Records for this task start

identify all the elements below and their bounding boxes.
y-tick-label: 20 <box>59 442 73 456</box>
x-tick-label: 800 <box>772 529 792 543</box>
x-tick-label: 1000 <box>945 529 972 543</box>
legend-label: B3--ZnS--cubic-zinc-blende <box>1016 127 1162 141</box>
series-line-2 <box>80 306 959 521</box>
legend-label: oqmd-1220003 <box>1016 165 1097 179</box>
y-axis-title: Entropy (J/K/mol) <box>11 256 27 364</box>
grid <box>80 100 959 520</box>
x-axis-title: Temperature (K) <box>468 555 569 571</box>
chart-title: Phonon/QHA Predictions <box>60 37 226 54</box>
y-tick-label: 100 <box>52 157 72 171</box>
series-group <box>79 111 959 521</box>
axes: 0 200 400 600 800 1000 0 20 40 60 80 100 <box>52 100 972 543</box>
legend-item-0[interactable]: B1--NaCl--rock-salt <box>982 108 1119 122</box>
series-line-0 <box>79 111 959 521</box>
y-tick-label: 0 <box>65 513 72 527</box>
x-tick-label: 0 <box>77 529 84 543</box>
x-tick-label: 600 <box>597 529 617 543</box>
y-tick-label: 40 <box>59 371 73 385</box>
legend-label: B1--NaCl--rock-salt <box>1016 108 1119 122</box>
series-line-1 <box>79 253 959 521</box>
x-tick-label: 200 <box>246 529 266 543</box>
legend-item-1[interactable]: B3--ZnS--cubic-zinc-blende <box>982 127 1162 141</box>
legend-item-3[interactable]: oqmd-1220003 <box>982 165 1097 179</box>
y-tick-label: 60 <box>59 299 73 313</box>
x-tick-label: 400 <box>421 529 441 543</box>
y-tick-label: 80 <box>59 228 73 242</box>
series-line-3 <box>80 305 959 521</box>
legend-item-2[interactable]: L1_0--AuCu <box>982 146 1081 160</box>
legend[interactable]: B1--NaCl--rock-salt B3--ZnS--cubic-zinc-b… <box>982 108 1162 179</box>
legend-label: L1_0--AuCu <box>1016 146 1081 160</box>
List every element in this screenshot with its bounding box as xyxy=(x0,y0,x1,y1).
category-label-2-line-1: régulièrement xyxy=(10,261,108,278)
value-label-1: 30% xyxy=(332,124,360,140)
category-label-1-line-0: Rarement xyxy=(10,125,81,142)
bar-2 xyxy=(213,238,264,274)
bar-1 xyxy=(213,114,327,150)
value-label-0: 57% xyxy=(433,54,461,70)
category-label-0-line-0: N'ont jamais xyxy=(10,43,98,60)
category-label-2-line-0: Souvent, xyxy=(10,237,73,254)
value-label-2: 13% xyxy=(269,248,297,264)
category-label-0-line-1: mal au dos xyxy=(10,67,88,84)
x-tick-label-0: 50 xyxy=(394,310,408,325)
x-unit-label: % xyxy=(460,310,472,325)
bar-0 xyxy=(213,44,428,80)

Records for this task end

Write out all of the entries again with "Entropy (J/K/mol)" substituted by "Heat capacity (J/K/mol)", keeping every other character the same.

- _Finished task_
identify all the elements below and their bounding boxes.
y-tick-label: 20 <box>59 442 73 456</box>
x-tick-label: 800 <box>772 529 792 543</box>
x-tick-label: 1000 <box>945 529 972 543</box>
legend-label: B3--ZnS--cubic-zinc-blende <box>1016 127 1162 141</box>
series-line-2 <box>80 306 959 521</box>
legend-label: oqmd-1220003 <box>1016 165 1097 179</box>
y-axis-title: Heat capacity (J/K/mol) <box>11 256 27 364</box>
grid <box>80 100 959 520</box>
x-axis-title: Temperature (K) <box>468 555 569 571</box>
chart-title: Phonon/QHA Predictions <box>60 37 226 54</box>
y-tick-label: 100 <box>52 157 72 171</box>
series-group <box>79 111 959 521</box>
axes: 0 200 400 600 800 1000 0 20 40 60 80 100 <box>52 100 972 543</box>
legend-item-0[interactable]: B1--NaCl--rock-salt <box>982 108 1119 122</box>
series-line-0 <box>79 111 959 521</box>
y-tick-label: 0 <box>65 513 72 527</box>
x-tick-label: 0 <box>77 529 84 543</box>
x-tick-label: 600 <box>597 529 617 543</box>
y-tick-label: 40 <box>59 371 73 385</box>
legend-label: B1--NaCl--rock-salt <box>1016 108 1119 122</box>
series-line-1 <box>79 253 959 521</box>
x-tick-label: 200 <box>246 529 266 543</box>
legend-item-1[interactable]: B3--ZnS--cubic-zinc-blende <box>982 127 1162 141</box>
legend-item-3[interactable]: oqmd-1220003 <box>982 165 1097 179</box>
y-tick-label: 60 <box>59 299 73 313</box>
x-tick-label: 400 <box>421 529 441 543</box>
y-tick-label: 80 <box>59 228 73 242</box>
series-line-3 <box>80 305 959 521</box>
legend-item-2[interactable]: L1_0--AuCu <box>982 146 1081 160</box>
legend[interactable]: B1--NaCl--rock-salt B3--ZnS--cubic-zinc-b… <box>982 108 1162 179</box>
legend-label: L1_0--AuCu <box>1016 146 1081 160</box>
List every element in this screenshot with its bounding box as xyxy=(x0,y0,x1,y1).
category-label-2-line-1: régulièrement xyxy=(10,261,108,278)
value-label-1: 30% xyxy=(332,124,360,140)
category-label-1-line-0: Rarement xyxy=(10,125,81,142)
bar-2 xyxy=(213,238,264,274)
bar-1 xyxy=(213,114,327,150)
value-label-0: 57% xyxy=(433,54,461,70)
category-label-0-line-0: N'ont jamais xyxy=(10,43,98,60)
category-label-2-line-0: Souvent, xyxy=(10,237,73,254)
value-label-2: 13% xyxy=(269,248,297,264)
category-label-0-line-1: mal au dos xyxy=(10,67,88,84)
x-tick-label-0: 50 xyxy=(394,310,408,325)
x-unit-label: % xyxy=(460,310,472,325)
bar-0 xyxy=(213,44,428,80)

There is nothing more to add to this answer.